• [Task directions] Transcribe every entry below word for word, but skip the pictures.

• [Supplied data]
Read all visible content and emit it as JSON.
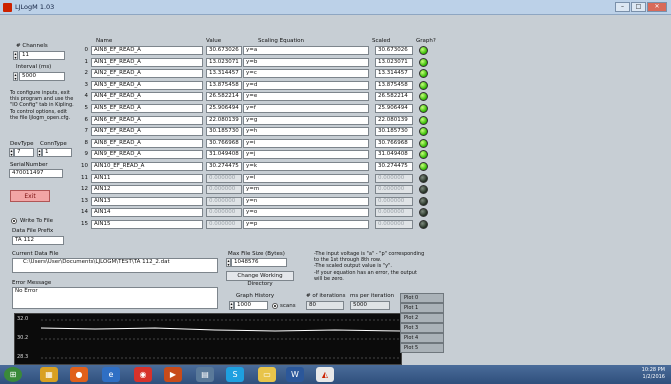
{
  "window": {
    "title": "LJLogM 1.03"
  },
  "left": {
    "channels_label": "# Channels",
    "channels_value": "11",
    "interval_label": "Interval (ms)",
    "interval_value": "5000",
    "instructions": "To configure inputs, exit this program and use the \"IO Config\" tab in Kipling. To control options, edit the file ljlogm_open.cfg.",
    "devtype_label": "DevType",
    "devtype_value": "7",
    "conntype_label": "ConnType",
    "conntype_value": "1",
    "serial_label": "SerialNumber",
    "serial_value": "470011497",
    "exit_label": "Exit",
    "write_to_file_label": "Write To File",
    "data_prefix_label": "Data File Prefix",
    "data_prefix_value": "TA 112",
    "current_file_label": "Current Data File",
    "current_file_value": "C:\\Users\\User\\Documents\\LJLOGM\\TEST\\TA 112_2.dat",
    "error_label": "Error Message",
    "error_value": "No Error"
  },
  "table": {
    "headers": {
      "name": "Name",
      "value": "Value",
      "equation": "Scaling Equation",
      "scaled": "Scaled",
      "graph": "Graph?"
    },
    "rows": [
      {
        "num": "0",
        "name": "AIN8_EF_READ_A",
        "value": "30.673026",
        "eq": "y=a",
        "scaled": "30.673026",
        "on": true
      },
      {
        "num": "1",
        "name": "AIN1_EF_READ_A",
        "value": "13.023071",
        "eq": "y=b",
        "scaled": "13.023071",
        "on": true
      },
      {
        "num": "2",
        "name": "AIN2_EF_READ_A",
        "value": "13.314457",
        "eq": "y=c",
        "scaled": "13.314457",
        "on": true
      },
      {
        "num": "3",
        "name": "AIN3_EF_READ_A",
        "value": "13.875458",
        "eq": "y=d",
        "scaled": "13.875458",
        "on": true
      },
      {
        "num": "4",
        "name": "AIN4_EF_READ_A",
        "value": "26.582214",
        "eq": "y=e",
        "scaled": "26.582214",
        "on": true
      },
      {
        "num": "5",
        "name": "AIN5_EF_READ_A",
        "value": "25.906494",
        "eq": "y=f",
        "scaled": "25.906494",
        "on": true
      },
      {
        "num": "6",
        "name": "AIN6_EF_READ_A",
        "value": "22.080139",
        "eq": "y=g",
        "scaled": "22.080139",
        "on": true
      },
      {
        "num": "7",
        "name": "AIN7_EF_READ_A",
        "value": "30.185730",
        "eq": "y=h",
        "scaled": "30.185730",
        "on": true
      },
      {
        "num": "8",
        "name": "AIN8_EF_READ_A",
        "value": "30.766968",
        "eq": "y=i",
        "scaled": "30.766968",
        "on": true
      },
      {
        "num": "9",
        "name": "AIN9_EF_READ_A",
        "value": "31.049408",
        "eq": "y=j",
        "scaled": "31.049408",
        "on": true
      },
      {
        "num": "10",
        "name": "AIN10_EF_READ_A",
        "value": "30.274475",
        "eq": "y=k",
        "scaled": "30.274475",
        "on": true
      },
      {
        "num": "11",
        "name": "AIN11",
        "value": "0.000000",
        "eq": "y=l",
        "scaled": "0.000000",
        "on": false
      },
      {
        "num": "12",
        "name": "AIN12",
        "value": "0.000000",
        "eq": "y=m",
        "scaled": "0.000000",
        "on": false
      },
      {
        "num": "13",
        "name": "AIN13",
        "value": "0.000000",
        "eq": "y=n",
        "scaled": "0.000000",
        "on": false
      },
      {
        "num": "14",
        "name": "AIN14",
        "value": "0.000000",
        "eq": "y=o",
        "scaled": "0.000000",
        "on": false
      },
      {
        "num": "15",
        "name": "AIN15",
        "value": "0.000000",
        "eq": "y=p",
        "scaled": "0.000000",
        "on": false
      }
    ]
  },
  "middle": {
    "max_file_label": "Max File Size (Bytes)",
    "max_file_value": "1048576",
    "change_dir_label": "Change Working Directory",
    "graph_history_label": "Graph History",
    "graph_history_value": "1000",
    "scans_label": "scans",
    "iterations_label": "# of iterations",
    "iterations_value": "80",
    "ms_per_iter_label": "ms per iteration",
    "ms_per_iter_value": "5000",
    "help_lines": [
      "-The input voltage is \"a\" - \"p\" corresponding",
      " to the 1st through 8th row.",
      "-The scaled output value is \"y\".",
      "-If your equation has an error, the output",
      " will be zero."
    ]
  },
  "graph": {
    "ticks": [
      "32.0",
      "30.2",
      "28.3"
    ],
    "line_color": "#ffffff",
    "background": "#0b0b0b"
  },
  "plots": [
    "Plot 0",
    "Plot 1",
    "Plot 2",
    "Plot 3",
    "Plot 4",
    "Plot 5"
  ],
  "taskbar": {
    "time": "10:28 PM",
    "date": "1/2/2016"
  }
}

• [Solved problem]
Read all visible content and emit it as JSON.
{
  "window": {
    "title": "LJLogM 1.03"
  },
  "left": {
    "channels_label": "# Channels",
    "channels_value": "11",
    "interval_label": "Interval (ms)",
    "interval_value": "5000",
    "instructions": "To configure inputs, exit this program and use the \"IO Config\" tab in Kipling. To control options, edit the file ljlogm_open.cfg.",
    "devtype_label": "DevType",
    "devtype_value": "7",
    "conntype_label": "ConnType",
    "conntype_value": "1",
    "serial_label": "SerialNumber",
    "serial_value": "470011497",
    "exit_label": "Exit",
    "write_to_file_label": "Write To File",
    "data_prefix_label": "Data File Prefix",
    "data_prefix_value": "TA 112",
    "current_file_label": "Current Data File",
    "current_file_value": "C:\\Users\\User\\Documents\\LJLOGM\\TEST\\TA 112_2.dat",
    "error_label": "Error Message",
    "error_value": "No Error"
  },
  "table": {
    "headers": {
      "name": "Name",
      "value": "Value",
      "equation": "Scaling Equation",
      "scaled": "Scaled",
      "graph": "Graph?"
    },
    "rows": [
      {
        "num": "0",
        "name": "AIN8_EF_READ_A",
        "value": "30.673026",
        "eq": "y=a",
        "scaled": "30.673026",
        "on": true
      },
      {
        "num": "1",
        "name": "AIN1_EF_READ_A",
        "value": "13.023071",
        "eq": "y=b",
        "scaled": "13.023071",
        "on": true
      },
      {
        "num": "2",
        "name": "AIN2_EF_READ_A",
        "value": "13.314457",
        "eq": "y=c",
        "scaled": "13.314457",
        "on": true
      },
      {
        "num": "3",
        "name": "AIN3_EF_READ_A",
        "value": "13.875458",
        "eq": "y=d",
        "scaled": "13.875458",
        "on": true
      },
      {
        "num": "4",
        "name": "AIN4_EF_READ_A",
        "value": "26.582214",
        "eq": "y=e",
        "scaled": "26.582214",
        "on": true
      },
      {
        "num": "5",
        "name": "AIN5_EF_READ_A",
        "value": "25.906494",
        "eq": "y=f",
        "scaled": "25.906494",
        "on": true
      },
      {
        "num": "6",
        "name": "AIN6_EF_READ_A",
        "value": "22.080139",
        "eq": "y=g",
        "scaled": "22.080139",
        "on": true
      },
      {
        "num": "7",
        "name": "AIN7_EF_READ_A",
        "value": "30.185730",
        "eq": "y=h",
        "scaled": "30.185730",
        "on": true
      },
      {
        "num": "8",
        "name": "AIN8_EF_READ_A",
        "value": "30.766968",
        "eq": "y=i",
        "scaled": "30.766968",
        "on": true
      },
      {
        "num": "9",
        "name": "AIN9_EF_READ_A",
        "value": "31.049408",
        "eq": "y=j",
        "scaled": "31.049408",
        "on": true
      },
      {
        "num": "10",
        "name": "AIN10_EF_READ_A",
        "value": "30.274475",
        "eq": "y=k",
        "scaled": "30.274475",
        "on": true
      },
      {
        "num": "11",
        "name": "AIN11",
        "value": "0.000000",
        "eq": "y=l",
        "scaled": "0.000000",
        "on": false
      },
      {
        "num": "12",
        "name": "AIN12",
        "value": "0.000000",
        "eq": "y=m",
        "scaled": "0.000000",
        "on": false
      },
      {
        "num": "13",
        "name": "AIN13",
        "value": "0.000000",
        "eq": "y=n",
        "scaled": "0.000000",
        "on": false
      },
      {
        "num": "14",
        "name": "AIN14",
        "value": "0.000000",
        "eq": "y=o",
        "scaled": "0.000000",
        "on": false
      },
      {
        "num": "15",
        "name": "AIN15",
        "value": "0.000000",
        "eq": "y=p",
        "scaled": "0.000000",
        "on": false
      }
    ]
  },
  "middle": {
    "max_file_label": "Max File Size (Bytes)",
    "max_file_value": "1048576",
    "change_dir_label": "Change Working Directory",
    "graph_history_label": "Graph History",
    "graph_history_value": "1000",
    "scans_label": "scans",
    "iterations_label": "# of iterations",
    "iterations_value": "80",
    "ms_per_iter_label": "ms per iteration",
    "ms_per_iter_value": "5000",
    "help_lines": [
      "-The input voltage is \"a\" - \"p\" corresponding",
      " to the 1st through 8th row.",
      "-The scaled output value is \"y\".",
      "-If your equation has an error, the output",
      " will be zero."
    ]
  },
  "graph": {
    "ticks": [
      "32.0",
      "30.2",
      "28.3"
    ],
    "line_color": "#ffffff",
    "background": "#0b0b0b"
  },
  "plots": [
    "Plot 0",
    "Plot 1",
    "Plot 2",
    "Plot 3",
    "Plot 4",
    "Plot 5"
  ],
  "taskbar": {
    "time": "10:28 PM",
    "date": "1/2/2016"
  }
}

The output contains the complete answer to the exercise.